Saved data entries
- - - -
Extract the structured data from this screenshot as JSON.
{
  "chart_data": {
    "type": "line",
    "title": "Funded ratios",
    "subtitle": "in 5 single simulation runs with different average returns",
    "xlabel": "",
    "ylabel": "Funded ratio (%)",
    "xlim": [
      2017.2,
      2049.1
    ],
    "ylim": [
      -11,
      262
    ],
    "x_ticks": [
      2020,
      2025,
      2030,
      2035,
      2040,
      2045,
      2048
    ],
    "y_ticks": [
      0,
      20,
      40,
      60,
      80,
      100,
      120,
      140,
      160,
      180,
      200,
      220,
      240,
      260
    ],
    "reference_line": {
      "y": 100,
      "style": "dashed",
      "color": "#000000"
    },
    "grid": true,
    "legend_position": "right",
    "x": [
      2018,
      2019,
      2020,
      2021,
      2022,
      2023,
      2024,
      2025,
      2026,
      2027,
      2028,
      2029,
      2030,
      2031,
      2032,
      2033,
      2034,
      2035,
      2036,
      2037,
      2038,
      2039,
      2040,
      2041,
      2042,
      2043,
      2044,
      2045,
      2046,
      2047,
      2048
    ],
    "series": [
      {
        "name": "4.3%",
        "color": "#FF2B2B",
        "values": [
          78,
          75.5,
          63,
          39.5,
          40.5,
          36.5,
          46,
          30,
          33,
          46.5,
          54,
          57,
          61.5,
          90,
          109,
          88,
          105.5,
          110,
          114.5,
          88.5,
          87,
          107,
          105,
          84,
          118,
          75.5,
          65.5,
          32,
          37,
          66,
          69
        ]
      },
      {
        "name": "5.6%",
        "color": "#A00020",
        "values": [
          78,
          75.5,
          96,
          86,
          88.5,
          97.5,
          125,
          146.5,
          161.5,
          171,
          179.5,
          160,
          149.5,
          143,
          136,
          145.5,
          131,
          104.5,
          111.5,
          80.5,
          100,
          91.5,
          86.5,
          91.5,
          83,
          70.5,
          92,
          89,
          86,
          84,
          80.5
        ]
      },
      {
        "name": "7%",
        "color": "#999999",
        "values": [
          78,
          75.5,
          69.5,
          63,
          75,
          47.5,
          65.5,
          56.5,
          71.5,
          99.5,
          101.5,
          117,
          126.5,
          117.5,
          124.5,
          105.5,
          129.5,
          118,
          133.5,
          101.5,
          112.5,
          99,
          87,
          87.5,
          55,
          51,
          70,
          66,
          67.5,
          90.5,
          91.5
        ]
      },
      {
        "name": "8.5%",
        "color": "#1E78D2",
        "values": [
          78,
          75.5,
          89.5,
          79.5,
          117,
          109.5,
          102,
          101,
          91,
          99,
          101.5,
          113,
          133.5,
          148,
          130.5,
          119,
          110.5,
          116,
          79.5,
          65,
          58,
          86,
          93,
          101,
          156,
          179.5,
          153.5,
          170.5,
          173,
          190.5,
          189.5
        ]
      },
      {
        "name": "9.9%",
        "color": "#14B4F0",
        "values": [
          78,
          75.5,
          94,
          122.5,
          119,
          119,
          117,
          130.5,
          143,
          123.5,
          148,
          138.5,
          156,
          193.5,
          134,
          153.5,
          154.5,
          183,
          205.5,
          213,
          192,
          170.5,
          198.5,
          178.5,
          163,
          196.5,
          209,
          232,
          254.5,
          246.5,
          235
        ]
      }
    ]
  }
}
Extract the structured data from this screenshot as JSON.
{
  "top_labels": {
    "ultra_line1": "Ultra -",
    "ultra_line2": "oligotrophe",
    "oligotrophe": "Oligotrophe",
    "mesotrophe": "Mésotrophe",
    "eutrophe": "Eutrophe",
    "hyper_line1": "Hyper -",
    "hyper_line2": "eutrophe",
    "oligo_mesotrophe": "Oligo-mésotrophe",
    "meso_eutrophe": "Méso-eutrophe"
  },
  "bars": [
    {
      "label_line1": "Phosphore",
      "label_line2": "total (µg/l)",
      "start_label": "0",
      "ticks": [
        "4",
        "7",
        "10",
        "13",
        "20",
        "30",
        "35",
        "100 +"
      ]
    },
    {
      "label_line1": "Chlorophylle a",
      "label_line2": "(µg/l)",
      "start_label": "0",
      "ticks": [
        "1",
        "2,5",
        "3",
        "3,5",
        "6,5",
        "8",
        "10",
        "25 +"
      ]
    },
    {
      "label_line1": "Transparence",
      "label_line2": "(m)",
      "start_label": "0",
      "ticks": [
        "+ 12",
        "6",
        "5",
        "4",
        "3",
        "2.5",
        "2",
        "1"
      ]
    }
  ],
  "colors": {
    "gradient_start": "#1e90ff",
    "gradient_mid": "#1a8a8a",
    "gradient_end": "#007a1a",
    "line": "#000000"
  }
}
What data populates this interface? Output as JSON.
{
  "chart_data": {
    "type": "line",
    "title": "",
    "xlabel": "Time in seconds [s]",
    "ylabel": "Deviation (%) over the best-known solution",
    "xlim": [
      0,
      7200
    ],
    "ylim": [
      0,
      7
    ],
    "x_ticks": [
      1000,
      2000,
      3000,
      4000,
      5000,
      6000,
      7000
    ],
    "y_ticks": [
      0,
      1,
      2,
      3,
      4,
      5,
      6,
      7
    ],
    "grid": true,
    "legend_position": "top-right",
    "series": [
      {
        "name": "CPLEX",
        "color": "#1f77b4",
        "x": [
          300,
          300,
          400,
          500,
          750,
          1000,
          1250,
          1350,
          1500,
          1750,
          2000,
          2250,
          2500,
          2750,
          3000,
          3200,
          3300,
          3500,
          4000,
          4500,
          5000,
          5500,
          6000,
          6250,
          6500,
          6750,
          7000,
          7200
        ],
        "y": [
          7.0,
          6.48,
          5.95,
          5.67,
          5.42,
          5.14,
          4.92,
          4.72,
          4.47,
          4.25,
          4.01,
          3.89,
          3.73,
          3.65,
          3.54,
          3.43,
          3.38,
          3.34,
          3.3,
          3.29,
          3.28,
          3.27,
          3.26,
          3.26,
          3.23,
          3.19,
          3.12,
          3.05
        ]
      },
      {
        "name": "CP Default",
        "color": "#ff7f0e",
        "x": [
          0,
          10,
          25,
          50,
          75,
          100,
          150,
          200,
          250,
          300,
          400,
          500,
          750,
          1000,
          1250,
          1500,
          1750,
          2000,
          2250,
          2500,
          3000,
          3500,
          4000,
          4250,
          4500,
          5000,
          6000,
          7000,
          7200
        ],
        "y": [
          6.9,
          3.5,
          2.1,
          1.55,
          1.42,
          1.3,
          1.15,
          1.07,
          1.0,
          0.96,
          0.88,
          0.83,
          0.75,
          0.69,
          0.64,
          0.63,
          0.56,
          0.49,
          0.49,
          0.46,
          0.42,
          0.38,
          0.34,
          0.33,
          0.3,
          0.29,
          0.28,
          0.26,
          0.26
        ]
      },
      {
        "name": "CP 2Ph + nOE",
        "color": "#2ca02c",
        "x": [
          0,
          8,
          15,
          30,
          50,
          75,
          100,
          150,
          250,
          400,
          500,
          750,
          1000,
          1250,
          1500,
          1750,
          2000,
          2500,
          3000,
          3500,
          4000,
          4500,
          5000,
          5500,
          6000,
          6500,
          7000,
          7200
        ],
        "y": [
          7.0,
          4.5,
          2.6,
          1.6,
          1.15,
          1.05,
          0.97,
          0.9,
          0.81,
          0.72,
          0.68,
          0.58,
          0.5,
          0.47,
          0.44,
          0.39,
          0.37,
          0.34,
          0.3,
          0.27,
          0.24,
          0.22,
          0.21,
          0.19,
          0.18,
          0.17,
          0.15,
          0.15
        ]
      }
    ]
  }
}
- - - -
## SHORT EXERCISE
Identify the lines in the entries that hold "Funded" and return each one.

## WRITTEN ANSWER
    "title": "Funded ratios",
    "ylabel": "Funded ratio (%)",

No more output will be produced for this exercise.